__PROVIDED RECORDS__

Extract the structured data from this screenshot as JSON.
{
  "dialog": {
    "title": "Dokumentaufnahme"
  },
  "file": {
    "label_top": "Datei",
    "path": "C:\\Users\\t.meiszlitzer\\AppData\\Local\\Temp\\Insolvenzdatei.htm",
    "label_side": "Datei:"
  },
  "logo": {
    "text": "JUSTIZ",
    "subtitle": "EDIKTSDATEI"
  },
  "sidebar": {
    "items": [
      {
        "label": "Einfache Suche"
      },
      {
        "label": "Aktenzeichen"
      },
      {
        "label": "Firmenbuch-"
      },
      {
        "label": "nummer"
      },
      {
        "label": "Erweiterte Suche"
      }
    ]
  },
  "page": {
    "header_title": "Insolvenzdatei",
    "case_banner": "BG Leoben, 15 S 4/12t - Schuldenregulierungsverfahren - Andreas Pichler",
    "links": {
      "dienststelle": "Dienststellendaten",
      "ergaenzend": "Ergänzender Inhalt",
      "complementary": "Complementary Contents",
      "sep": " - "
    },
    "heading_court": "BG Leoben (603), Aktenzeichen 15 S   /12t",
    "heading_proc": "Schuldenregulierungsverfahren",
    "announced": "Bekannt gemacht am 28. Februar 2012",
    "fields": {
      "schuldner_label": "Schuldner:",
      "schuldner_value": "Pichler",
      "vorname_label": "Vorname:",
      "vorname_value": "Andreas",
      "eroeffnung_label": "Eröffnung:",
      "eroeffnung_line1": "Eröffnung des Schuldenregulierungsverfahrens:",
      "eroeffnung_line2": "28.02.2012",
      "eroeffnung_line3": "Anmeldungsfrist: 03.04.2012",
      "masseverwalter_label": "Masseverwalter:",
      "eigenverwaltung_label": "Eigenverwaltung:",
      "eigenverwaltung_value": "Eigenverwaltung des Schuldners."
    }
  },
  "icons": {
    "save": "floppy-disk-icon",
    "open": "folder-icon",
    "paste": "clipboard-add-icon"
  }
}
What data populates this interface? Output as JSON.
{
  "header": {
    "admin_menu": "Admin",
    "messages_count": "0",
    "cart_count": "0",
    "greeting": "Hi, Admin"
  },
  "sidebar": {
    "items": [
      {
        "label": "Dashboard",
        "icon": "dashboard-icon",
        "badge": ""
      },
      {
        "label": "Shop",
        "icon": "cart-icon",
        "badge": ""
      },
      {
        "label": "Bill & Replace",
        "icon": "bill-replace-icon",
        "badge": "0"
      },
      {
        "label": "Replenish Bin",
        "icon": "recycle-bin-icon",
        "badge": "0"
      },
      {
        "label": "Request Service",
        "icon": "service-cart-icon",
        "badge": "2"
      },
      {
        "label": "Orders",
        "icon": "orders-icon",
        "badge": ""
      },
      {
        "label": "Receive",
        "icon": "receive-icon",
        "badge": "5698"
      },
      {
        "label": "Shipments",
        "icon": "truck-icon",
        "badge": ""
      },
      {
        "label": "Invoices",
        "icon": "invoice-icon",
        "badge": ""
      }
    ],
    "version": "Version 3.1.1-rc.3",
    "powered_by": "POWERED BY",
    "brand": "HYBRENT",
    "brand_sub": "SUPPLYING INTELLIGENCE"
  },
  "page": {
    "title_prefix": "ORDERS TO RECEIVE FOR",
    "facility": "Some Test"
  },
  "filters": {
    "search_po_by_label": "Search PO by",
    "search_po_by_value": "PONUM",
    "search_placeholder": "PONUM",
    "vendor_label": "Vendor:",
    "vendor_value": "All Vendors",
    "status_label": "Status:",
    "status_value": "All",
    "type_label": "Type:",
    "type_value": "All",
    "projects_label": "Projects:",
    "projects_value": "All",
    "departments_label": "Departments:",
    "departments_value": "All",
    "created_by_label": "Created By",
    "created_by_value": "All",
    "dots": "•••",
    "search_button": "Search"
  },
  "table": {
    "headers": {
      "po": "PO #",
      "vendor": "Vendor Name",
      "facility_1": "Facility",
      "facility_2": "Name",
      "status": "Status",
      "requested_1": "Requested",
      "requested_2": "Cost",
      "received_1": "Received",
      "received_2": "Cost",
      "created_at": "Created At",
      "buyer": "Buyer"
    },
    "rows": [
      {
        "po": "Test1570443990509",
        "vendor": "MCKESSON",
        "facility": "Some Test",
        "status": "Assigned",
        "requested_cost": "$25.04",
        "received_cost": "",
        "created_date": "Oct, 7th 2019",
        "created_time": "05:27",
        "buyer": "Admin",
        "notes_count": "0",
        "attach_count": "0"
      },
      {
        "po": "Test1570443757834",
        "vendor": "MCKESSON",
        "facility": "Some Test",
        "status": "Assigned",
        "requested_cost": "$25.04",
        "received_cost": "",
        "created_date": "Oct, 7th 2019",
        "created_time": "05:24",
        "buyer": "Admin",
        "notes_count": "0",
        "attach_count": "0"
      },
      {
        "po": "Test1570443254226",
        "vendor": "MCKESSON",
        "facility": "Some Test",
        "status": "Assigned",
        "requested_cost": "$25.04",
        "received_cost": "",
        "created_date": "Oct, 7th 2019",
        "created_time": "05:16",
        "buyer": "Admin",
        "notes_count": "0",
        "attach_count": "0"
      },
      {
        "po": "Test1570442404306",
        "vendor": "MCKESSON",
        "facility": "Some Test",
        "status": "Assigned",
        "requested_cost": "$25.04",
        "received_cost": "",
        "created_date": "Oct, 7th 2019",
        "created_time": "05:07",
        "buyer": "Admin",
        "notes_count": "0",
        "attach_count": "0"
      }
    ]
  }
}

--

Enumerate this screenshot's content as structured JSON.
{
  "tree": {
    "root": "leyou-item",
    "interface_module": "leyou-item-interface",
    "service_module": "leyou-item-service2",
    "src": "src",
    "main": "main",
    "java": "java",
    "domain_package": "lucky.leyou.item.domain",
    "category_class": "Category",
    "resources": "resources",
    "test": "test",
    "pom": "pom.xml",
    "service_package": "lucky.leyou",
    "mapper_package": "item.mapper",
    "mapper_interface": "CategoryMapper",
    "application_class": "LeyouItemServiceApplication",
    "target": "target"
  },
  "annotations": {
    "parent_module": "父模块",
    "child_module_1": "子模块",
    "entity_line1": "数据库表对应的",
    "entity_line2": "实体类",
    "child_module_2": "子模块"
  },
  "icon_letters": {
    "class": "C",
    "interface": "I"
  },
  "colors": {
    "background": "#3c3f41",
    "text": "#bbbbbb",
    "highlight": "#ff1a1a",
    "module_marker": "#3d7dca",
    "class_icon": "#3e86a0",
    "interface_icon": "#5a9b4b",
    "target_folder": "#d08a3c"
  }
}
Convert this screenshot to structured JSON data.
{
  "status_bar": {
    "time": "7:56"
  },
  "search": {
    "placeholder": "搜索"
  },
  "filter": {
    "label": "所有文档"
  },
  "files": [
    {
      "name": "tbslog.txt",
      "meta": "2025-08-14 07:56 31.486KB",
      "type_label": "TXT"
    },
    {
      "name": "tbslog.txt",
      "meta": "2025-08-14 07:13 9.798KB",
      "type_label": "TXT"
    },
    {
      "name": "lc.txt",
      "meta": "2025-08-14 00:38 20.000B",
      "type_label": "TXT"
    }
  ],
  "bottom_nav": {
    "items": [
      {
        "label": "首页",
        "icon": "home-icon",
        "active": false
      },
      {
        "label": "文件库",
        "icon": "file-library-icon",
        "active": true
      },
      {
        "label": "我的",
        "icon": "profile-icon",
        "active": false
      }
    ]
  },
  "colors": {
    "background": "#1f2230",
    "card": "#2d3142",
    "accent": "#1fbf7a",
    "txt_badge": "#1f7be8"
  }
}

* * *

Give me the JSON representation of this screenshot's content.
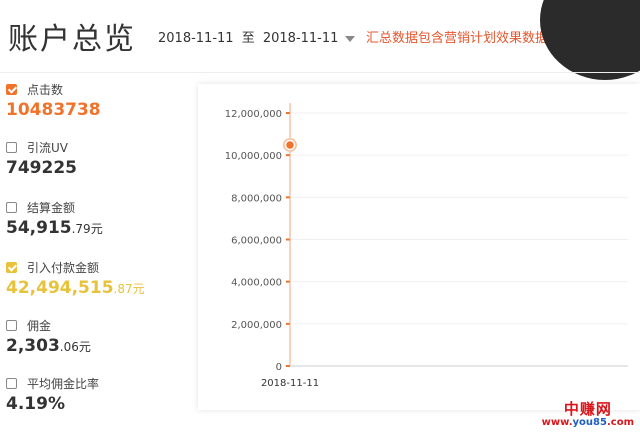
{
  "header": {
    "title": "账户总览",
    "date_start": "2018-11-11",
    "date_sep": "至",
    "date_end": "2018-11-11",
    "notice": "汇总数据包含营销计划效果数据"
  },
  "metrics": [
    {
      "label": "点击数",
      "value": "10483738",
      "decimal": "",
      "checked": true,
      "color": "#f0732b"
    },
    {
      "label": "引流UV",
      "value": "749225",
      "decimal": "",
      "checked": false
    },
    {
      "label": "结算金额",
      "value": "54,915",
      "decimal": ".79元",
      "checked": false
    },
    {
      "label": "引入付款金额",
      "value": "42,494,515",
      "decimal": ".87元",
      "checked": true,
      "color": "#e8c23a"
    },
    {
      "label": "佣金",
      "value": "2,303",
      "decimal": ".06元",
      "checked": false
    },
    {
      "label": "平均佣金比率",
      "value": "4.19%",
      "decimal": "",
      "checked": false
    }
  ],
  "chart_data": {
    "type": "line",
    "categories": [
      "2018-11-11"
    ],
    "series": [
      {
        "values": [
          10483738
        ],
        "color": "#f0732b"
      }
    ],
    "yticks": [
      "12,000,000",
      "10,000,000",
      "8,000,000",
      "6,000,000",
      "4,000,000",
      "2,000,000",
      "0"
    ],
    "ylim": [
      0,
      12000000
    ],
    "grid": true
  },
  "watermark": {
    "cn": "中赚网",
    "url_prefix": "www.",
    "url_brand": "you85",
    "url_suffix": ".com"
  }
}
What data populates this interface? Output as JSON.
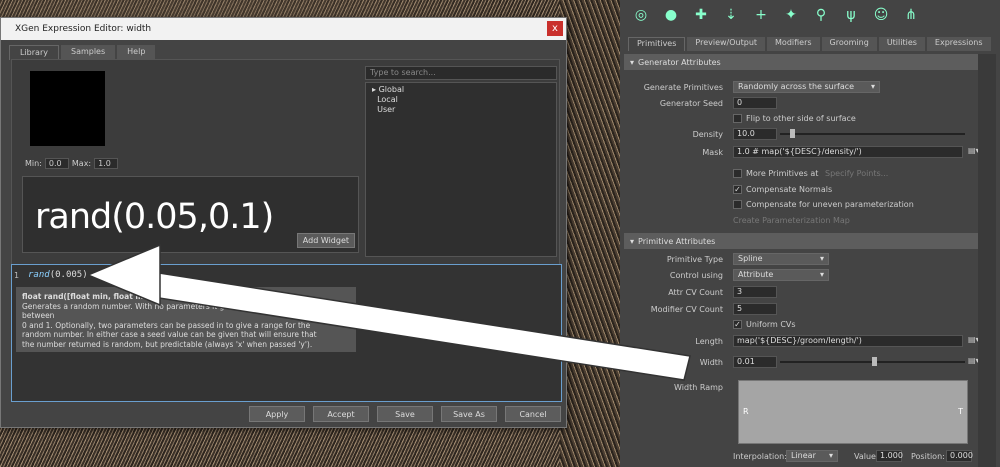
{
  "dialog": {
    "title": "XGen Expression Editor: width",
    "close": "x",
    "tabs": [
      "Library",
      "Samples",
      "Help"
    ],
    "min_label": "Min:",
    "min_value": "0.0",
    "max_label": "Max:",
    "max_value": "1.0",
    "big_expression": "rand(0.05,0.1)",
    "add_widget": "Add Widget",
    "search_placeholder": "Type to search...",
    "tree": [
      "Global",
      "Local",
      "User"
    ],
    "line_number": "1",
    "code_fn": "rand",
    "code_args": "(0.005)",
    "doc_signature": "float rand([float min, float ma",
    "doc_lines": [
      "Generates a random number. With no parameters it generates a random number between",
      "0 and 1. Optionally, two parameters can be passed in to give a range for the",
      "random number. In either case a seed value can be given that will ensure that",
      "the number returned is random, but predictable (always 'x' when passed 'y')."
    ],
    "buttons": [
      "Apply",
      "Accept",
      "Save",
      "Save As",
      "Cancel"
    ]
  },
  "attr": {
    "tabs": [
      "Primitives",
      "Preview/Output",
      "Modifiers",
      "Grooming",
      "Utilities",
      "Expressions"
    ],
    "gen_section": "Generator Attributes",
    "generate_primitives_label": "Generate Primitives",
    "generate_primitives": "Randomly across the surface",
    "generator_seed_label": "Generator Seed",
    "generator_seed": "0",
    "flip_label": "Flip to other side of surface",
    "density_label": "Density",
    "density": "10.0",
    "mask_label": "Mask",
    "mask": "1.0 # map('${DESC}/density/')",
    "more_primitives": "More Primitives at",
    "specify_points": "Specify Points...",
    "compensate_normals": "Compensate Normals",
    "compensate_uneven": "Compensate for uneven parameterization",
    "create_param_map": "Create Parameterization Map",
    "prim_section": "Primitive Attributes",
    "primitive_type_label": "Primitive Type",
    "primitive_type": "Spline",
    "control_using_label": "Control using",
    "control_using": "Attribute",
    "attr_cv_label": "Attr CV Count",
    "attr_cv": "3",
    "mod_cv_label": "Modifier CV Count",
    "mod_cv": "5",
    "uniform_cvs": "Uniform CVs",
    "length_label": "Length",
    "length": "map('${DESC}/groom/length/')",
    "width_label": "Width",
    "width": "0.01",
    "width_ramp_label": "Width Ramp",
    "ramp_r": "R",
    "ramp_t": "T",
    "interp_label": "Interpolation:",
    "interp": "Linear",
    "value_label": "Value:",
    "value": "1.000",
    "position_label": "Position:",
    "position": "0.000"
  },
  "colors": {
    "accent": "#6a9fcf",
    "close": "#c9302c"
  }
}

__TASK STATEMENT__
Count the lines in the records above that contain the word "Andreas", and give only that number.

__OUTPUT FOR THIS TASK__
2